(Saved entries)
+-------+

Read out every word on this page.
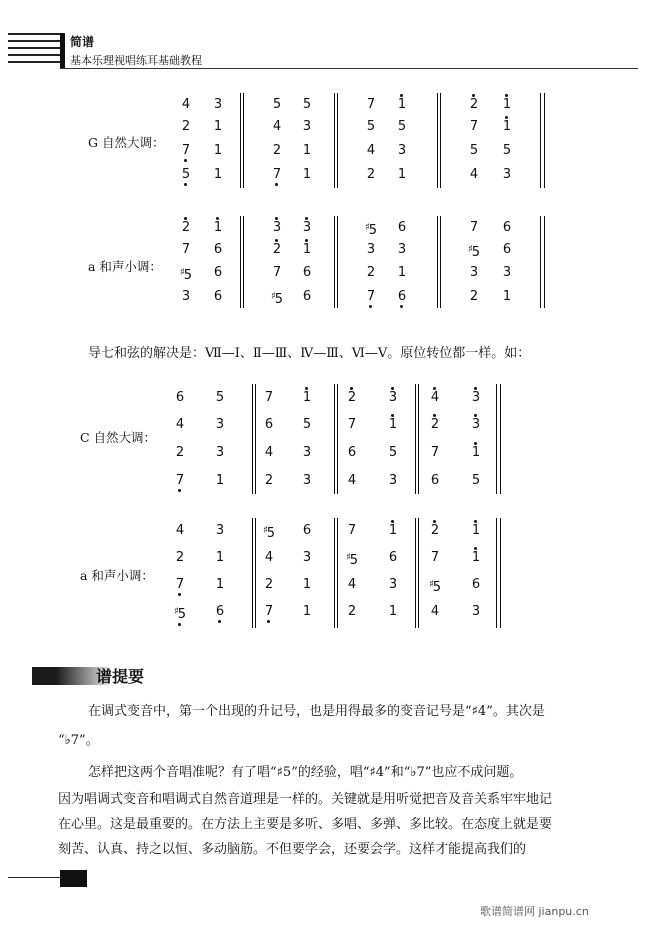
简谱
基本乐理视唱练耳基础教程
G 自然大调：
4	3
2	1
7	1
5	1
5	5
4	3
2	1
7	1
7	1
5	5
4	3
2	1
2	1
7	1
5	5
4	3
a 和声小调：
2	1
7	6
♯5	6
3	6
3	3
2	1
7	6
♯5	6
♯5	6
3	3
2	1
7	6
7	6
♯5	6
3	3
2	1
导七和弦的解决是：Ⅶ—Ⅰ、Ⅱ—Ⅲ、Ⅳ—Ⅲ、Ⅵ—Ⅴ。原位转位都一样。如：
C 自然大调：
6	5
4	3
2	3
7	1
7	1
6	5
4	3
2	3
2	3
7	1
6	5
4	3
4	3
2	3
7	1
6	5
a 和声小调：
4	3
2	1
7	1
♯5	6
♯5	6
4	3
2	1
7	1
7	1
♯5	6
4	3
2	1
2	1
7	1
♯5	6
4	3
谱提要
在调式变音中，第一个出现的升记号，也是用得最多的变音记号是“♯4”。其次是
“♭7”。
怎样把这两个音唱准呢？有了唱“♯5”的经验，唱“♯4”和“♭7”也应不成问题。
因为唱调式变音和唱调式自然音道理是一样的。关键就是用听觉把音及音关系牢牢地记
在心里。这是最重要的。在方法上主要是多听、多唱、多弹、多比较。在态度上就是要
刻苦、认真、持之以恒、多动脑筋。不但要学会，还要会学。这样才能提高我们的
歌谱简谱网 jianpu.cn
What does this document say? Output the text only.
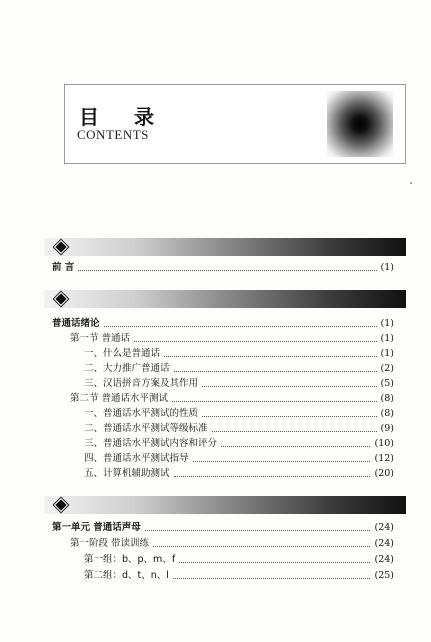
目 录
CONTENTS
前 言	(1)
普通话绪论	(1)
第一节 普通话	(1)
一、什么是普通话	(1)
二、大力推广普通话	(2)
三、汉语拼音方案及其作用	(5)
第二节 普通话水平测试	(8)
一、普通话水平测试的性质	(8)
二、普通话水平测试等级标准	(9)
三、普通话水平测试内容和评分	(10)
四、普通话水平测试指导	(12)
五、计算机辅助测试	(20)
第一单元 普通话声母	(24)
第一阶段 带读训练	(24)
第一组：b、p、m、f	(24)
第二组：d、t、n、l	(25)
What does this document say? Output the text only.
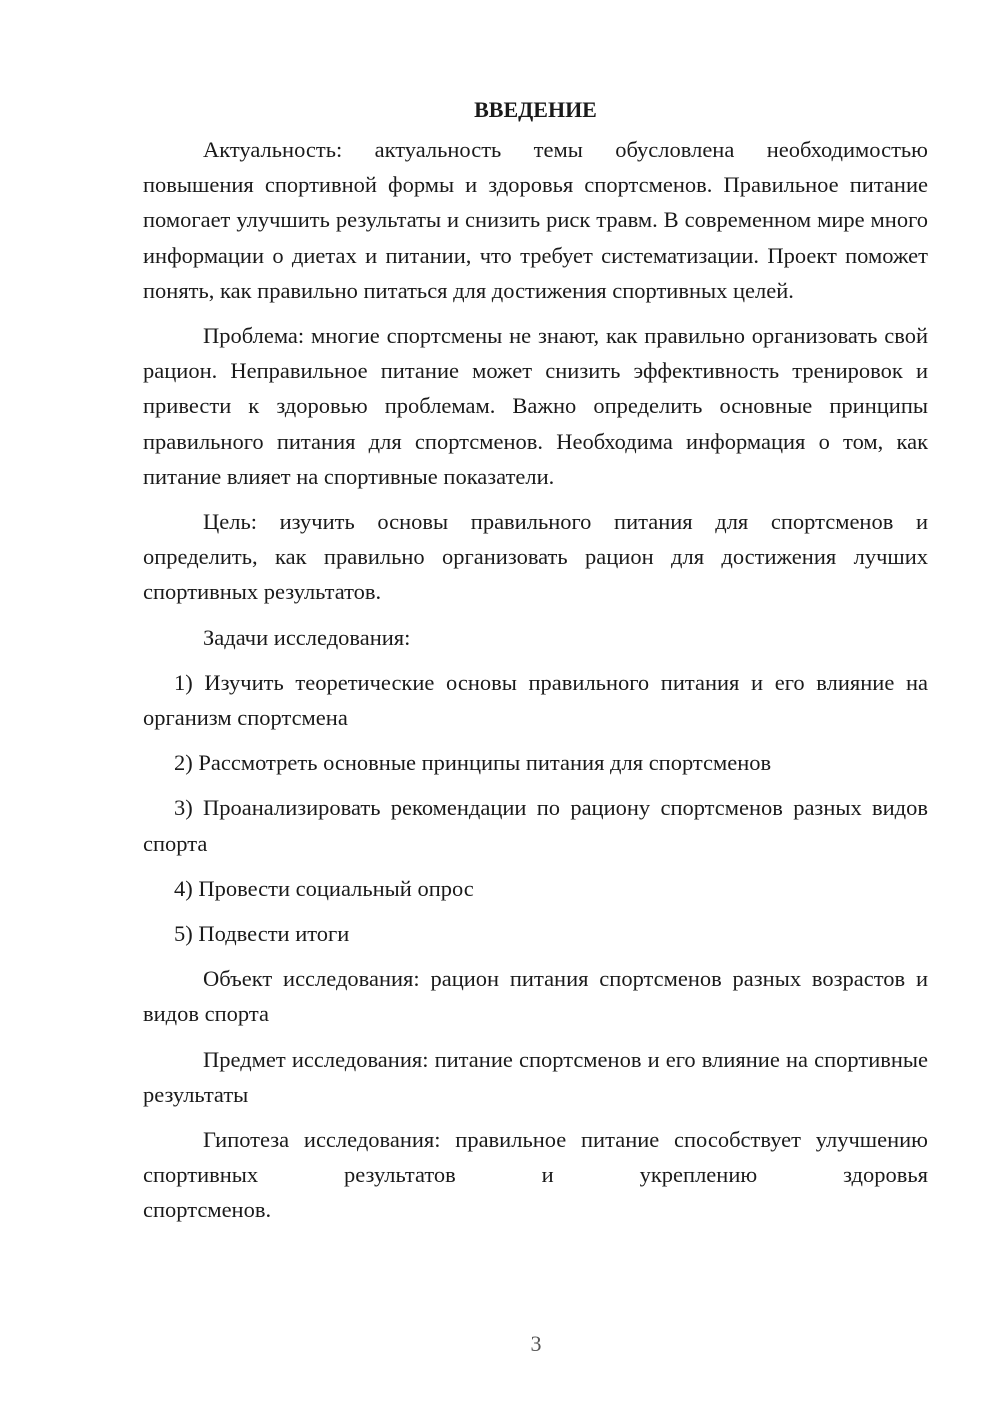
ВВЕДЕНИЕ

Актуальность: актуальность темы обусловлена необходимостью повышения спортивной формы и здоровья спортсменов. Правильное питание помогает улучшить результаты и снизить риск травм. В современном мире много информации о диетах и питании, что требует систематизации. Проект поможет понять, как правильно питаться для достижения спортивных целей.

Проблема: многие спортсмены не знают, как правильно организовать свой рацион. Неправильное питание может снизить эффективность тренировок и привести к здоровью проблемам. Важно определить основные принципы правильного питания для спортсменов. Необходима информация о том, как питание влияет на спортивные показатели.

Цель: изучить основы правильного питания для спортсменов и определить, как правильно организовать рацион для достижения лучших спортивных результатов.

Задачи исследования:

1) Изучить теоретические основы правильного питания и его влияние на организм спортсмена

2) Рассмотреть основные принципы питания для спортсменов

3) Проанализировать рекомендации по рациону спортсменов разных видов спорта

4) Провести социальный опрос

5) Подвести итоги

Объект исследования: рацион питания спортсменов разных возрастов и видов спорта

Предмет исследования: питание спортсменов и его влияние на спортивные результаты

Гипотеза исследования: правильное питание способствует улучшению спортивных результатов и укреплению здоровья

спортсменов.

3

+-------+

* _The problem_
Leave images out of the retyped records; keep all else exact.

* _Solution to this problem_
Read out every word on this page.
简谱
基本乐理视唱练耳基础教程
G 自然大调：
4	3
2	1
7	1
5	1
5	5
4	3
2	1
7	1
7	1
5	5
4	3
2	1
2	1
7	1
5	5
4	3
a 和声小调：
2	1
7	6
♯5	6
3	6
3	3
2	1
7	6
♯5	6
♯5	6
3	3
2	1
7	6
7	6
♯5	6
3	3
2	1
导七和弦的解决是：Ⅶ—Ⅰ、Ⅱ—Ⅲ、Ⅳ—Ⅲ、Ⅵ—Ⅴ。原位转位都一样。如：
C 自然大调：
6	5
4	3
2	3
7	1
7	1
6	5
4	3
2	3
2	3
7	1
6	5
4	3
4	3
2	3
7	1
6	5
a 和声小调：
4	3
2	1
7	1
♯5	6
♯5	6
4	3
2	1
7	1
7	1
♯5	6
4	3
2	1
2	1
7	1
♯5	6
4	3
谱提要
在调式变音中，第一个出现的升记号，也是用得最多的变音记号是“♯4”。其次是
“♭7”。
怎样把这两个音唱准呢？有了唱“♯5”的经验，唱“♯4”和“♭7”也应不成问题。
因为唱调式变音和唱调式自然音道理是一样的。关键就是用听觉把音及音关系牢牢地记
在心里。这是最重要的。在方法上主要是多听、多唱、多弹、多比较。在态度上就是要
刻苦、认真、持之以恒、多动脑筋。不但要学会，还要会学。这样才能提高我们的
歌谱简谱网 jianpu.cn
What does this document say? Output the text only.
目 录
CONTENTS
前 言	(1)
普通话绪论	(1)
第一节 普通话	(1)
一、什么是普通话	(1)
二、大力推广普通话	(2)
三、汉语拼音方案及其作用	(5)
第二节 普通话水平测试	(8)
一、普通话水平测试的性质	(8)
二、普通话水平测试等级标准	(9)
三、普通话水平测试内容和评分	(10)
四、普通话水平测试指导	(12)
五、计算机辅助测试	(20)
第一单元 普通话声母	(24)
第一阶段 带读训练	(24)
第一组：b、p、m、f	(24)
第二组：d、t、n、l	(25)
What does this document say? Output the text only.
ВВЕДЕНИЕ

Актуальность: актуальность темы обусловлена необходимостью повышения спортивной формы и здоровья спортсменов. Правильное питание помогает улучшить результаты и снизить риск травм. В современном мире много информации о диетах и питании, что требует систематизации. Проект поможет понять, как правильно питаться для достижения спортивных целей.

Проблема: многие спортсмены не знают, как правильно организовать свой рацион. Неправильное питание может снизить эффективность тренировок и привести к здоровью проблемам. Важно определить основные принципы правильного питания для спортсменов. Необходима информация о том, как питание влияет на спортивные показатели.

Цель: изучить основы правильного питания для спортсменов и определить, как правильно организовать рацион для достижения лучших спортивных результатов.

Задачи исследования:

1) Изучить теоретические основы правильного питания и его влияние на организм спортсмена

2) Рассмотреть основные принципы питания для спортсменов

3) Проанализировать рекомендации по рациону спортсменов разных видов спорта

4) Провести социальный опрос

5) Подвести итоги

Объект исследования: рацион питания спортсменов разных возрастов и видов спорта

Предмет исследования: питание спортсменов и его влияние на спортивные результаты

Гипотеза исследования: правильное питание способствует улучшению спортивных результатов и укреплению здоровья

спортсменов.

3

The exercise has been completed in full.